# Given task 1:
Under the merger consideration section, why does an AMLI Common Share owned by AMLI itself not become a right to receive the Merger Consideration?
# Given task 2:
In the listing, switch "feature-line-2" to "feature-line-second" in the lines between the one holding "feature-row-procedencia-garantia: PROCEDÊNCIA E" and the one holding "feature-row-fotos-reais: FOTOS REAIS", inclusive, and leave everything else unchanged. Return only those lines.

# Selected text:

Section 1.4 Merger Consideration.
(a) At the Merger Effective Time, by virtue of the Merger and without
any further action on the part of Purchaser Acquisition Entity, AMLI or the AMLI
Common Shareholders, each AMLI Common Share and each Preferred Share issued and
outstanding immediately prior to the Merger Effective Time that is owned by AMLI
or by any wholly owned Subsidiary of AMLI (other than, in each case, shares in
trust accounts, managed accounts, custodial accounts and the like that are
beneficially owned by third parties) shall automatically be cancelled and
retired and shall cease to exist, and no payment shall be made with respect
thereto.
(b) At the Merger Effective Time, by virtue of the Merger and without
any further action on the part of Purchaser Acquisition Entity, AMLI or the AMLI
Common Shareholders, each AMLI Common Share issued and outstanding immediately
prior to the Merger Effective Time, other than AMLI Common Shares cancelled
pursuant to Section 1.4(a), shall automatically be converted into the right to
receive an amount in cash equal to the sum of $37.75 per share plus an amount in
cash equal to $0.48 multiplied by the quotient obtained by dividing (A) the
number of days between the last day of the last quarter for which full quarterly
dividends on the AMLI Common Shares have been declared and paid and the Closing
Date (including the Closing Date) by (B) the total number of days in the quarter
in which the Closing Date occurs without interest (such sum, the "Merger
Consideration"), upon surrender of the Common Share Certificate formerly
evidencing such share. All such AMLI Common Shares, when so converted, shall no
longer be outstanding and shall automatically be canceled and retired and shall
cease to exist, and each holder of a Common Share Certificate representing any
such shares shall cease to have any rights with respect thereto, except the
right to receive the Merger Consideration to be paid in consideration therefor
upon the surrender of such Common Share Certificates in accordance with Section
2.1, without interest.

# Information supplied:
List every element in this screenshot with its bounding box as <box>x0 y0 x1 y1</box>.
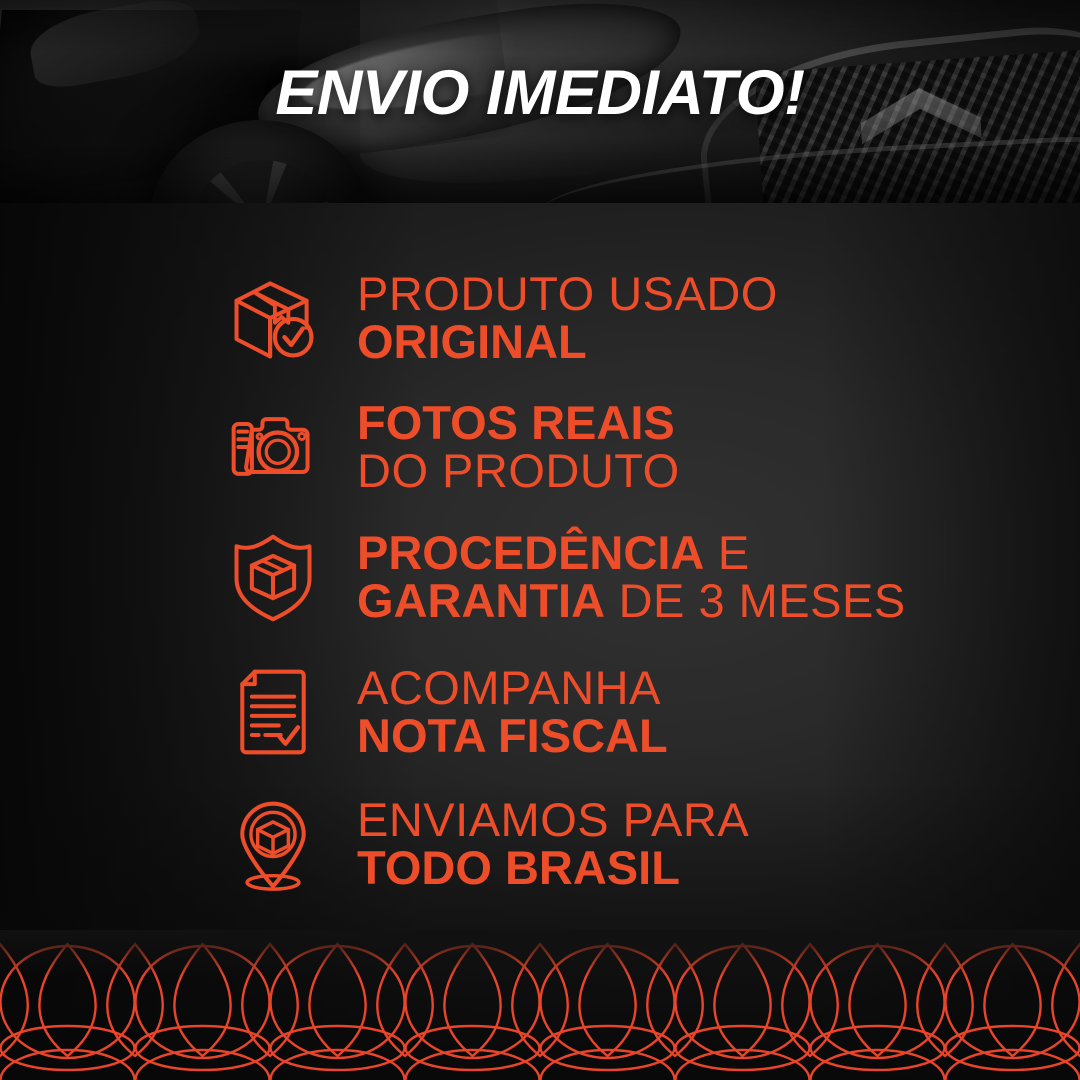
feature-row-procedencia-garantia: PROCEDÊNCIA E GARANTIA DE 3 MESES <box>225 518 906 636</box>
box-check-icon <box>225 270 321 366</box>
feature-line-2: ORIGINAL <box>357 318 778 366</box>
feature-line-2: DO PRODUTO <box>357 447 680 495</box>
feature-line-1: ACOMPANHA <box>357 664 668 712</box>
feature-text: ACOMPANHA NOTA FISCAL <box>357 664 668 760</box>
feature-line-2: GARANTIA DE 3 MESES <box>357 577 906 625</box>
lattice-tiles <box>0 944 1080 1080</box>
feature-row-fotos-reais: FOTOS REAIS DO PRODUTO <box>225 388 680 506</box>
feature-text: PROCEDÊNCIA E GARANTIA DE 3 MESES <box>357 529 906 625</box>
feature-line-1-suffix: E <box>704 526 749 579</box>
feature-line-1: PRODUTO USADO <box>357 270 778 318</box>
hero-banner: ENVIO IMEDIATO! <box>0 0 1080 203</box>
feature-row-produto-usado-original: PRODUTO USADO ORIGINAL <box>225 259 778 377</box>
geometric-lattice-pattern <box>0 930 1080 1080</box>
invoice-document-icon <box>225 664 321 760</box>
feature-row-nota-fiscal: ACOMPANHA NOTA FISCAL <box>225 653 668 771</box>
feature-text: PRODUTO USADO ORIGINAL <box>357 270 778 366</box>
lattice-svg <box>0 930 1080 1080</box>
feature-line-2: NOTA FISCAL <box>357 712 668 760</box>
hero-title: ENVIO IMEDIATO! <box>0 62 1080 125</box>
feature-text: ENVIAMOS PARA TODO BRASIL <box>357 796 749 892</box>
feature-line-1: FOTOS REAIS <box>357 399 680 447</box>
promo-infographic: ENVIO IMEDIATO! PRODUTO USADO ORIGINAL <box>0 0 1080 1080</box>
feature-line-1: ENVIAMOS PARA <box>357 796 749 844</box>
map-pin-box-icon <box>225 796 321 892</box>
feature-line-1-strong: PROCEDÊNCIA <box>357 526 704 579</box>
camera-icon <box>225 399 321 495</box>
feature-row-todo-brasil: ENVIAMOS PARA TODO BRASIL <box>225 785 749 903</box>
feature-line-1: PROCEDÊNCIA E <box>357 529 906 577</box>
feature-line-2-suffix: DE 3 MESES <box>605 574 906 627</box>
feature-line-2: TODO BRASIL <box>357 844 749 892</box>
feature-text: FOTOS REAIS DO PRODUTO <box>357 399 680 495</box>
shield-box-icon <box>225 529 321 625</box>
feature-line-2-strong: GARANTIA <box>357 574 605 627</box>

# Task response 1:
Section 1.4(b) converts only shares "other than AMLI Common Shares cancelled pursuant to Section 1.4(a)." Under Section 1.4(a), shares owned by AMLI are automatically cancelled and retired at the Merger Effective Time, and no payment is made for them.

# Task response 2:
feature-row-procedencia-garantia: PROCEDÊNCIA E GARANTIA DE 3 MESES <box>225 518 906 636</box>
box-check-icon <box>225 270 321 366</box>
feature-line-second: ORIGINAL <box>357 318 778 366</box>
feature-line-second: DO PRODUTO <box>357 447 680 495</box>
feature-line-1: ACOMPANHA <box>357 664 668 712</box>
feature-text: ACOMPANHA NOTA FISCAL <box>357 664 668 760</box>
feature-line-second: GARANTIA DE 3 MESES <box>357 577 906 625</box>
lattice-tiles <box>0 944 1080 1080</box>
feature-row-fotos-reais: FOTOS REAIS DO PRODUTO <box>225 388 680 506</box>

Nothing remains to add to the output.